▸ Set exercise
The records should be repeated word for word, pictures excluded.
* BEGIN *
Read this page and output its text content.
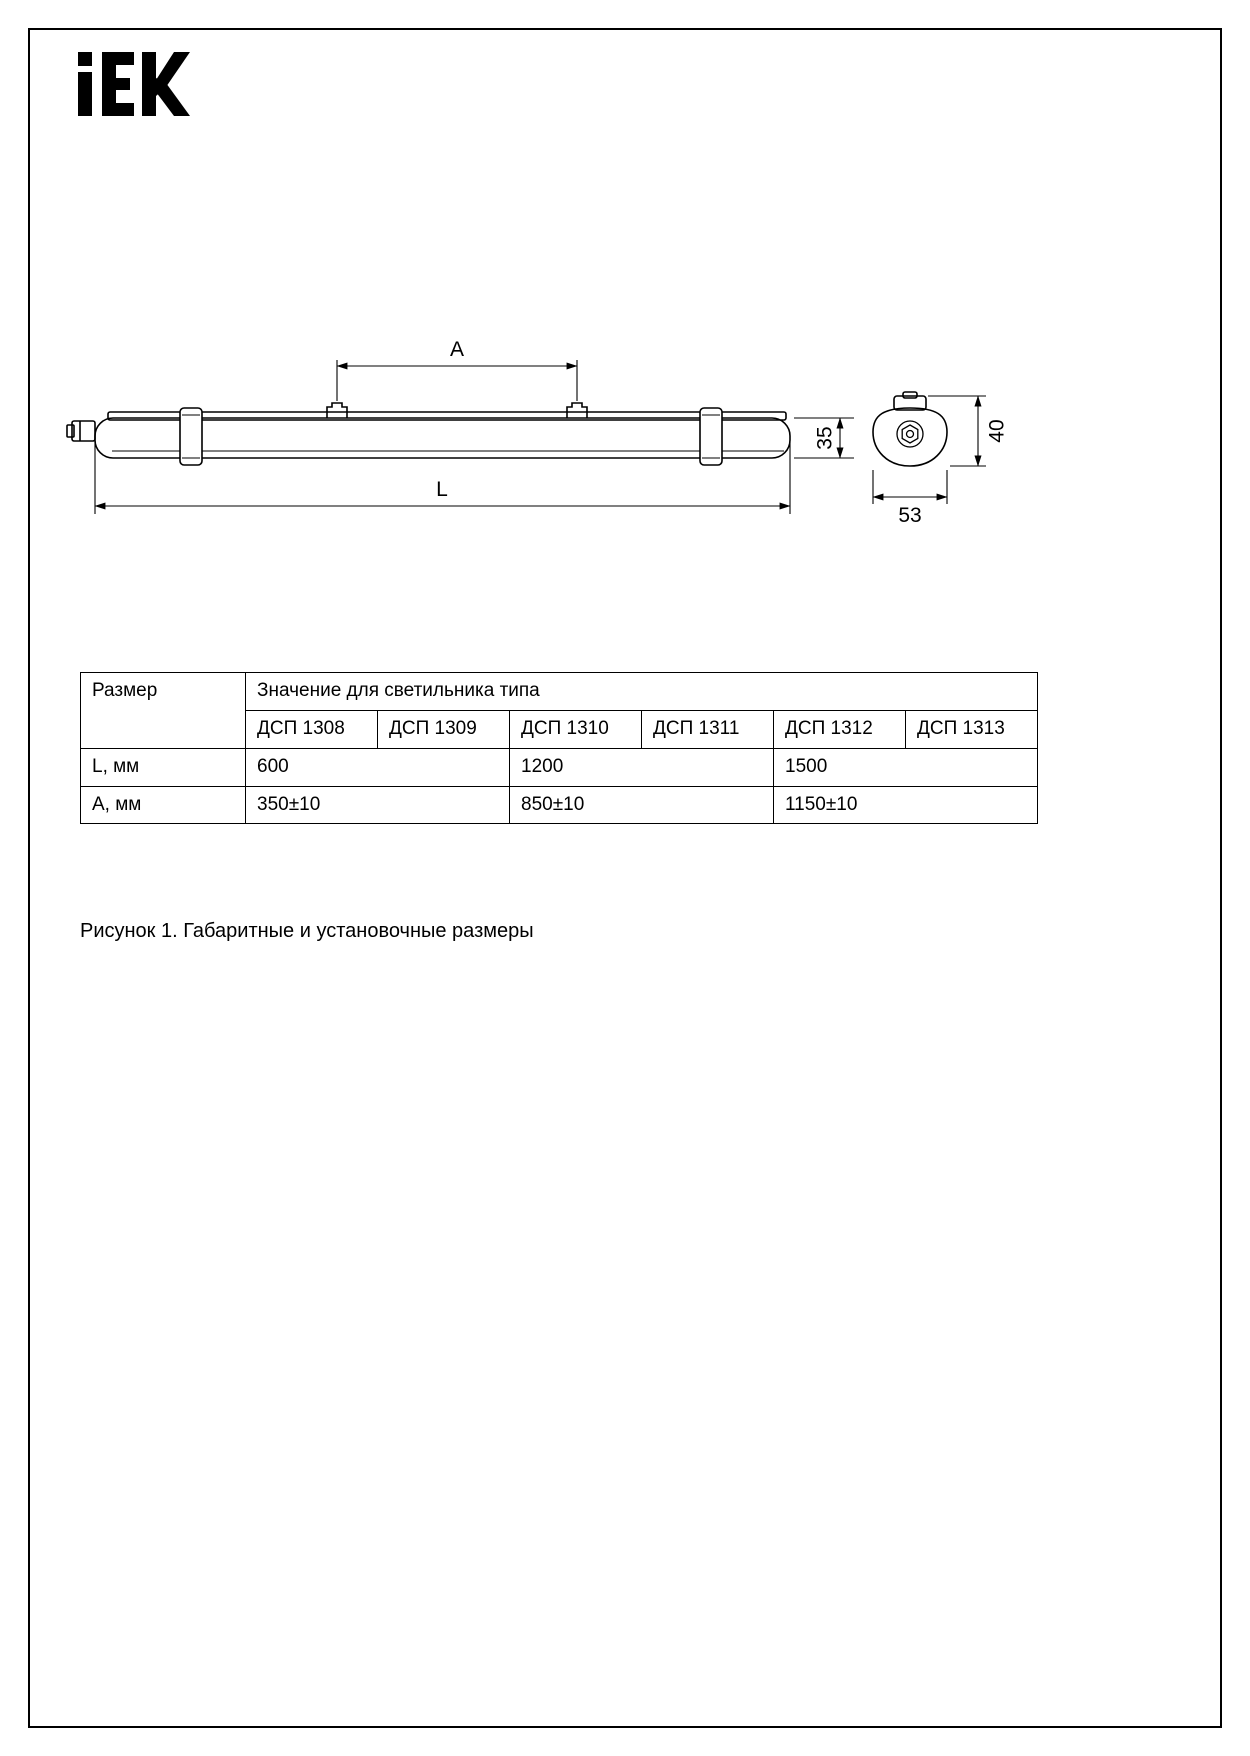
A
L
35	40
53
Размер	Значение для светильника типа					
	ДСП 1308	ДСП 1309	ДСП 1310	ДСП 1311	ДСП 1312	ДСП 1313
L, мм	600		1200		1500	
A, мм	350±10		850±10		1150±10	
Рисунок 1. Габаритные и установочные размеры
* END *
▸ Task result
Read this page and output its text content.
A
L
35	40
53
Размер	Значение для светильника типа					
	ДСП 1308	ДСП 1309	ДСП 1310	ДСП 1311	ДСП 1312	ДСП 1313
L, мм	600		1200		1500	
A, мм	350±10		850±10		1150±10	
Рисунок 1. Габаритные и установочные размеры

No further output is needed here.